Stored data
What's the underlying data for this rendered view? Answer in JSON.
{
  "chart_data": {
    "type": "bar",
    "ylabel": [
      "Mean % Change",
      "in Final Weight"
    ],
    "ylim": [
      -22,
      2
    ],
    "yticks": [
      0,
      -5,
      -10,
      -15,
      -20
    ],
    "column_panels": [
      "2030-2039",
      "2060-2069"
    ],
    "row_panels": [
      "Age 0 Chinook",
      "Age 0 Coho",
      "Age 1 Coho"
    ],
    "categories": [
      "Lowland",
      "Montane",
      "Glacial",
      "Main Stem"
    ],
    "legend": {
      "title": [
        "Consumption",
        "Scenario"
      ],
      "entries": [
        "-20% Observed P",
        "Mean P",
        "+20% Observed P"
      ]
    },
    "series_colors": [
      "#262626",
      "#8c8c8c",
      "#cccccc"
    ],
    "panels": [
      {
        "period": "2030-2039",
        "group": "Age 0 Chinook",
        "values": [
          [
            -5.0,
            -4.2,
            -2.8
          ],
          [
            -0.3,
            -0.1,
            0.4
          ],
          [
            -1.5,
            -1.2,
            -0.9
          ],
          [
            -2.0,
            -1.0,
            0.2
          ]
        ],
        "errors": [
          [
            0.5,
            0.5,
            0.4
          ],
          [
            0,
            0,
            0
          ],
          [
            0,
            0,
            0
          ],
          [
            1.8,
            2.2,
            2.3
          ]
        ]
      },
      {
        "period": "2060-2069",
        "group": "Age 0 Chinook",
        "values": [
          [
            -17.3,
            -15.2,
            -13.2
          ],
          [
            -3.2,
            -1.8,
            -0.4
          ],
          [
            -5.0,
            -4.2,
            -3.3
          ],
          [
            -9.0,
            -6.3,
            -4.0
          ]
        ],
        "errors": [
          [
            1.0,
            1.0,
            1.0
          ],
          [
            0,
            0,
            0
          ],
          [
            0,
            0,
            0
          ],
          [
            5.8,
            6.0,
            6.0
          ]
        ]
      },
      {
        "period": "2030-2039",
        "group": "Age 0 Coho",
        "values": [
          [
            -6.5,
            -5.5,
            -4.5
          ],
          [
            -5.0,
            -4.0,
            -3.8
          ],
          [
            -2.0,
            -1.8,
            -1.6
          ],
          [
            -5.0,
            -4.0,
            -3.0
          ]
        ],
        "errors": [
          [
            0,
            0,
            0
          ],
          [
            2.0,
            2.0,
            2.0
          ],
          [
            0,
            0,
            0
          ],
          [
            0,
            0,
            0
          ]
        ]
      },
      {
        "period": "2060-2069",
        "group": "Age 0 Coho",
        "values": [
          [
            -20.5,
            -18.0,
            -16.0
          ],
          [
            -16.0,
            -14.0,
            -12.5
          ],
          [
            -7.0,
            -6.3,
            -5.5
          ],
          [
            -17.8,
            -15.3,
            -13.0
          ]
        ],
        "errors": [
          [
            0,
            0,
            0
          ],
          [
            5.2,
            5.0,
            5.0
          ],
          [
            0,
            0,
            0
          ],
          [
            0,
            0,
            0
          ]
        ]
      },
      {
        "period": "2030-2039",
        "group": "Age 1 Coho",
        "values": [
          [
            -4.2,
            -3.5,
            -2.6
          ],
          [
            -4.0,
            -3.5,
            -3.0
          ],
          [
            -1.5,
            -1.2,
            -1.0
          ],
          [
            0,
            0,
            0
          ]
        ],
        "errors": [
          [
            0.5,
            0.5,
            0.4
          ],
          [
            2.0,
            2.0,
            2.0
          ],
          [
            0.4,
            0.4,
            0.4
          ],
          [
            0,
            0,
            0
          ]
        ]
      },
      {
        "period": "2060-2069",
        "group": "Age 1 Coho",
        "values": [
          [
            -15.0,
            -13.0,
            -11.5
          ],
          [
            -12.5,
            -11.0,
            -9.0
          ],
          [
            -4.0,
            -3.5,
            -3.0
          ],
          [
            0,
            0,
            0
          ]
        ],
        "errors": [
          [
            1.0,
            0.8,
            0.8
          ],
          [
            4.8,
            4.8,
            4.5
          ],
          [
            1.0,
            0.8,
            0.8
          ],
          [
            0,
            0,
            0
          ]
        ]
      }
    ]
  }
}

* What is expected *
Every record shown above should be written out again exactly.

* Task output *
What's the underlying data for this rendered view? Answer in JSON.
{
  "chart_data": {
    "type": "bar",
    "ylabel": [
      "Mean % Change",
      "in Final Weight"
    ],
    "ylim": [
      -22,
      2
    ],
    "yticks": [
      0,
      -5,
      -10,
      -15,
      -20
    ],
    "column_panels": [
      "2030-2039",
      "2060-2069"
    ],
    "row_panels": [
      "Age 0 Chinook",
      "Age 0 Coho",
      "Age 1 Coho"
    ],
    "categories": [
      "Lowland",
      "Montane",
      "Glacial",
      "Main Stem"
    ],
    "legend": {
      "title": [
        "Consumption",
        "Scenario"
      ],
      "entries": [
        "-20% Observed P",
        "Mean P",
        "+20% Observed P"
      ]
    },
    "series_colors": [
      "#262626",
      "#8c8c8c",
      "#cccccc"
    ],
    "panels": [
      {
        "period": "2030-2039",
        "group": "Age 0 Chinook",
        "values": [
          [
            -5.0,
            -4.2,
            -2.8
          ],
          [
            -0.3,
            -0.1,
            0.4
          ],
          [
            -1.5,
            -1.2,
            -0.9
          ],
          [
            -2.0,
            -1.0,
            0.2
          ]
        ],
        "errors": [
          [
            0.5,
            0.5,
            0.4
          ],
          [
            0,
            0,
            0
          ],
          [
            0,
            0,
            0
          ],
          [
            1.8,
            2.2,
            2.3
          ]
        ]
      },
      {
        "period": "2060-2069",
        "group": "Age 0 Chinook",
        "values": [
          [
            -17.3,
            -15.2,
            -13.2
          ],
          [
            -3.2,
            -1.8,
            -0.4
          ],
          [
            -5.0,
            -4.2,
            -3.3
          ],
          [
            -9.0,
            -6.3,
            -4.0
          ]
        ],
        "errors": [
          [
            1.0,
            1.0,
            1.0
          ],
          [
            0,
            0,
            0
          ],
          [
            0,
            0,
            0
          ],
          [
            5.8,
            6.0,
            6.0
          ]
        ]
      },
      {
        "period": "2030-2039",
        "group": "Age 0 Coho",
        "values": [
          [
            -6.5,
            -5.5,
            -4.5
          ],
          [
            -5.0,
            -4.0,
            -3.8
          ],
          [
            -2.0,
            -1.8,
            -1.6
          ],
          [
            -5.0,
            -4.0,
            -3.0
          ]
        ],
        "errors": [
          [
            0,
            0,
            0
          ],
          [
            2.0,
            2.0,
            2.0
          ],
          [
            0,
            0,
            0
          ],
          [
            0,
            0,
            0
          ]
        ]
      },
      {
        "period": "2060-2069",
        "group": "Age 0 Coho",
        "values": [
          [
            -20.5,
            -18.0,
            -16.0
          ],
          [
            -16.0,
            -14.0,
            -12.5
          ],
          [
            -7.0,
            -6.3,
            -5.5
          ],
          [
            -17.8,
            -15.3,
            -13.0
          ]
        ],
        "errors": [
          [
            0,
            0,
            0
          ],
          [
            5.2,
            5.0,
            5.0
          ],
          [
            0,
            0,
            0
          ],
          [
            0,
            0,
            0
          ]
        ]
      },
      {
        "period": "2030-2039",
        "group": "Age 1 Coho",
        "values": [
          [
            -4.2,
            -3.5,
            -2.6
          ],
          [
            -4.0,
            -3.5,
            -3.0
          ],
          [
            -1.5,
            -1.2,
            -1.0
          ],
          [
            0,
            0,
            0
          ]
        ],
        "errors": [
          [
            0.5,
            0.5,
            0.4
          ],
          [
            2.0,
            2.0,
            2.0
          ],
          [
            0.4,
            0.4,
            0.4
          ],
          [
            0,
            0,
            0
          ]
        ]
      },
      {
        "period": "2060-2069",
        "group": "Age 1 Coho",
        "values": [
          [
            -15.0,
            -13.0,
            -11.5
          ],
          [
            -12.5,
            -11.0,
            -9.0
          ],
          [
            -4.0,
            -3.5,
            -3.0
          ],
          [
            0,
            0,
            0
          ]
        ],
        "errors": [
          [
            1.0,
            0.8,
            0.8
          ],
          [
            4.8,
            4.8,
            4.5
          ],
          [
            1.0,
            0.8,
            0.8
          ],
          [
            0,
            0,
            0
          ]
        ]
      }
    ]
  }
}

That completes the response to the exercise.